Exercise task
Locate and copy each line in the data that contains the word "time".

Material supplied
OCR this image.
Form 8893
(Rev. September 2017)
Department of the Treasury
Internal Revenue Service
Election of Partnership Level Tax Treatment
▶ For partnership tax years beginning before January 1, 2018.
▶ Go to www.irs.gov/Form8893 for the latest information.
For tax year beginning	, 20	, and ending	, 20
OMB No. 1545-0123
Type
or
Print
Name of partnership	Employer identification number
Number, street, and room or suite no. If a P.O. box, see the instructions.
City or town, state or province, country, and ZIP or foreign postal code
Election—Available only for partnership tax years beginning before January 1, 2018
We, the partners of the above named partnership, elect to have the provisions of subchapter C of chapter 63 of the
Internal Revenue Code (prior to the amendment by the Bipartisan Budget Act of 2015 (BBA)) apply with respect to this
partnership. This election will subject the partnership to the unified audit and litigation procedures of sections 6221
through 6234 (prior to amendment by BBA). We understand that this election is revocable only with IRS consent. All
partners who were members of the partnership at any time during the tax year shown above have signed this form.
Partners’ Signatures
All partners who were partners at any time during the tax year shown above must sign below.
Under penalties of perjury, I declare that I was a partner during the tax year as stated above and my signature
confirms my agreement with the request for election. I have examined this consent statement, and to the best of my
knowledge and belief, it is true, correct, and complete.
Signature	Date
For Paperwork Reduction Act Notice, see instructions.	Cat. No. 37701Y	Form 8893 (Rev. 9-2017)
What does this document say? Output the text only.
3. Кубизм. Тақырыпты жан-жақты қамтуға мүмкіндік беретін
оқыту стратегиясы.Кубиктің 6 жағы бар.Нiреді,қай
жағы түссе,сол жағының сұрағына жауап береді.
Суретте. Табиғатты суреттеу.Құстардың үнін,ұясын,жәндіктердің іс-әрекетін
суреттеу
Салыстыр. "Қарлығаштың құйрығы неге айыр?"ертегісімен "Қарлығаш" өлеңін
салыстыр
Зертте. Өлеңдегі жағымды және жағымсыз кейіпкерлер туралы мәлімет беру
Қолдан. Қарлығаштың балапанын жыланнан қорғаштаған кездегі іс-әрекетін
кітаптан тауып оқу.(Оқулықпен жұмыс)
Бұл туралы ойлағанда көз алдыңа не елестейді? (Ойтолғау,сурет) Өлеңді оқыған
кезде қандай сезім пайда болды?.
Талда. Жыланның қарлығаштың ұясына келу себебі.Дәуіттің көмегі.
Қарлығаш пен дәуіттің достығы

Response to the task
partners who were members of the partnership at any time during the tax year shown above have signed this form.
All partners who were partners at any time during the tax year shown above must sign below.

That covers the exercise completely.